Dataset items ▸
%%

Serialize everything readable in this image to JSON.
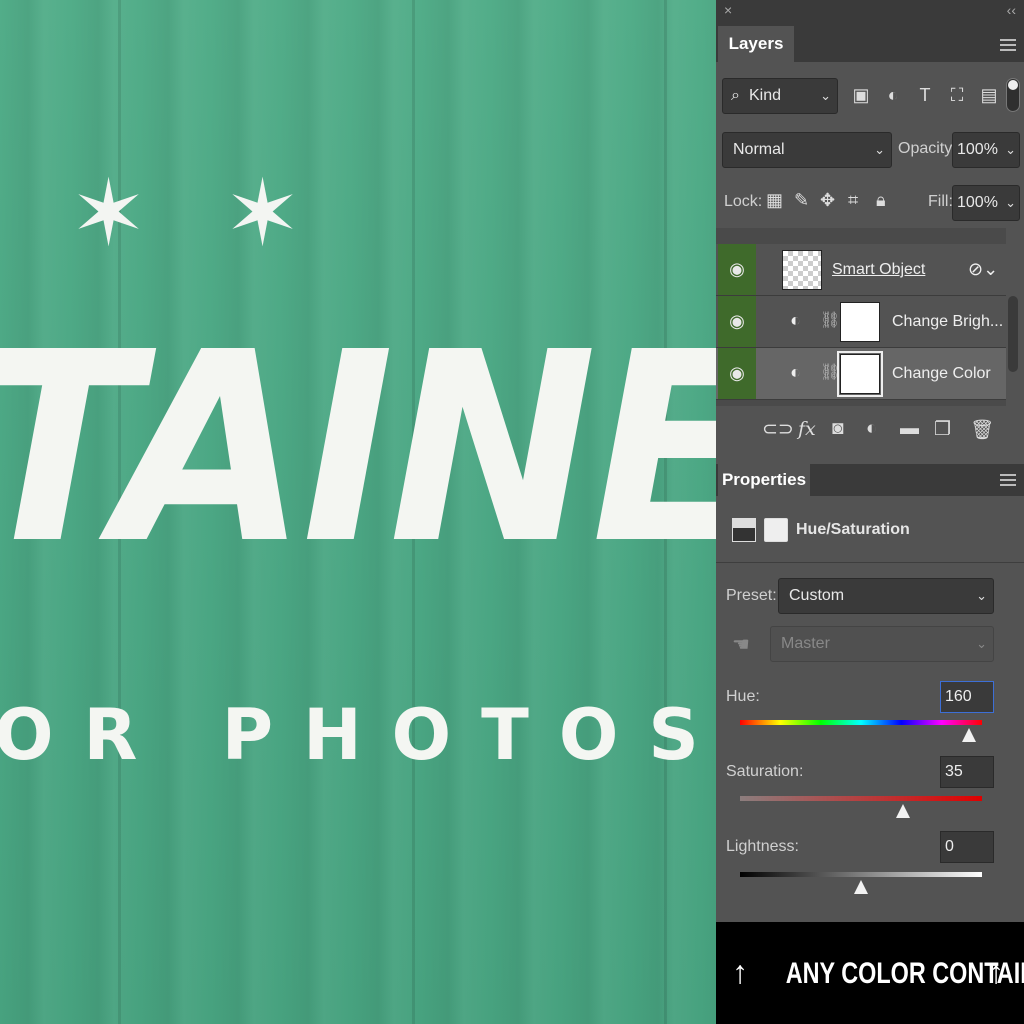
{
  "artwork": {
    "headline": "TAINER",
    "subline": "OR PHOTOSHOP",
    "background_color": "#4faa86",
    "ornament_icon": "six-point-star"
  },
  "layers_panel": {
    "close_glyph": "×",
    "collapse_glyph": "‹‹",
    "tab_label": "Layers",
    "filter": {
      "label": "Kind",
      "icons": [
        "image-filter-icon",
        "adjustment-filter-icon",
        "type-filter-icon",
        "shape-filter-icon",
        "smart-object-filter-icon"
      ]
    },
    "blend_mode": "Normal",
    "opacity_label": "Opacity:",
    "opacity_value": "100%",
    "lock_label": "Lock:",
    "fill_label": "Fill:",
    "fill_value": "100%",
    "layers": [
      {
        "name": "Smart Object",
        "type": "smart-object",
        "visible": true,
        "selected": false
      },
      {
        "name": "Change Brigh...",
        "type": "adjustment",
        "visible": true,
        "selected": false
      },
      {
        "name": "Change Color",
        "type": "adjustment",
        "visible": true,
        "selected": true
      }
    ],
    "footer_icons": [
      "link-icon",
      "fx-icon",
      "mask-icon",
      "adjustment-icon",
      "folder-icon",
      "new-layer-icon",
      "trash-icon"
    ]
  },
  "properties_panel": {
    "tab_label": "Properties",
    "adjustment_title": "Hue/Saturation",
    "preset_label": "Preset:",
    "preset_value": "Custom",
    "channel_value": "Master",
    "hue": {
      "label": "Hue:",
      "value": "160",
      "min": -180,
      "max": 180
    },
    "saturation": {
      "label": "Saturation:",
      "value": "35",
      "min": -100,
      "max": 100
    },
    "lightness": {
      "label": "Lightness:",
      "value": "0",
      "min": -100,
      "max": 100
    }
  },
  "banner": {
    "text": "ANY COLOR CONTAINER",
    "arrow_glyph": "↑"
  }
}
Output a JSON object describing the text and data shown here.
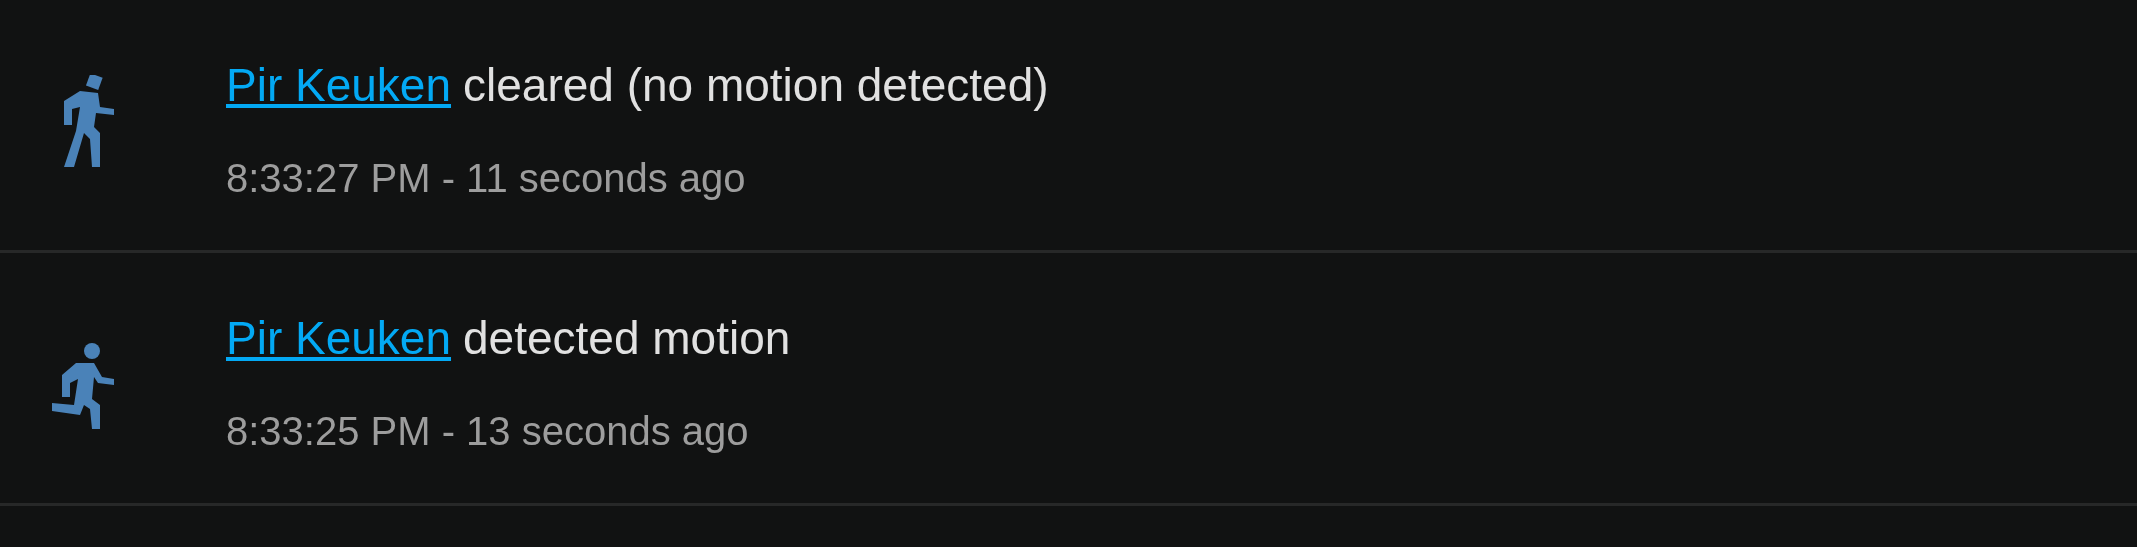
{
  "entries": [
    {
      "kind": "cleared",
      "entity": "Pir Keuken",
      "message": "cleared (no motion detected)",
      "time": "8:33:27 PM - 11 seconds ago"
    },
    {
      "kind": "detected",
      "entity": "Pir Keuken",
      "message": "detected motion",
      "time": "8:33:25 PM - 13 seconds ago"
    }
  ]
}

%%

What to work on ▸ Omit any images, then output the listing exactly.

Written answer ▸
Serialize everything readable in this image to JSON.
{
  "artwork": {
    "headline": "TAINER",
    "subline": "OR PHOTOSHOP",
    "background_color": "#4faa86",
    "ornament_icon": "six-point-star"
  },
  "layers_panel": {
    "close_glyph": "×",
    "collapse_glyph": "‹‹",
    "tab_label": "Layers",
    "filter": {
      "label": "Kind",
      "icons": [
        "image-filter-icon",
        "adjustment-filter-icon",
        "type-filter-icon",
        "shape-filter-icon",
        "smart-object-filter-icon"
      ]
    },
    "blend_mode": "Normal",
    "opacity_label": "Opacity:",
    "opacity_value": "100%",
    "lock_label": "Lock:",
    "fill_label": "Fill:",
    "fill_value": "100%",
    "layers": [
      {
        "name": "Smart Object",
        "type": "smart-object",
        "visible": true,
        "selected": false
      },
      {
        "name": "Change Brigh...",
        "type": "adjustment",
        "visible": true,
        "selected": false
      },
      {
        "name": "Change Color",
        "type": "adjustment",
        "visible": true,
        "selected": true
      }
    ],
    "footer_icons": [
      "link-icon",
      "fx-icon",
      "mask-icon",
      "adjustment-icon",
      "folder-icon",
      "new-layer-icon",
      "trash-icon"
    ]
  },
  "properties_panel": {
    "tab_label": "Properties",
    "adjustment_title": "Hue/Saturation",
    "preset_label": "Preset:",
    "preset_value": "Custom",
    "channel_value": "Master",
    "hue": {
      "label": "Hue:",
      "value": "160",
      "min": -180,
      "max": 180
    },
    "saturation": {
      "label": "Saturation:",
      "value": "35",
      "min": -100,
      "max": 100
    },
    "lightness": {
      "label": "Lightness:",
      "value": "0",
      "min": -100,
      "max": 100
    }
  },
  "banner": {
    "text": "ANY COLOR CONTAINER",
    "arrow_glyph": "↑"
  }
}
Output a JSON object describing the text and data shown here.
{
  "entries": [
    {
      "kind": "cleared",
      "entity": "Pir Keuken",
      "message": "cleared (no motion detected)",
      "time": "8:33:27 PM - 11 seconds ago"
    },
    {
      "kind": "detected",
      "entity": "Pir Keuken",
      "message": "detected motion",
      "time": "8:33:25 PM - 13 seconds ago"
    }
  ]
}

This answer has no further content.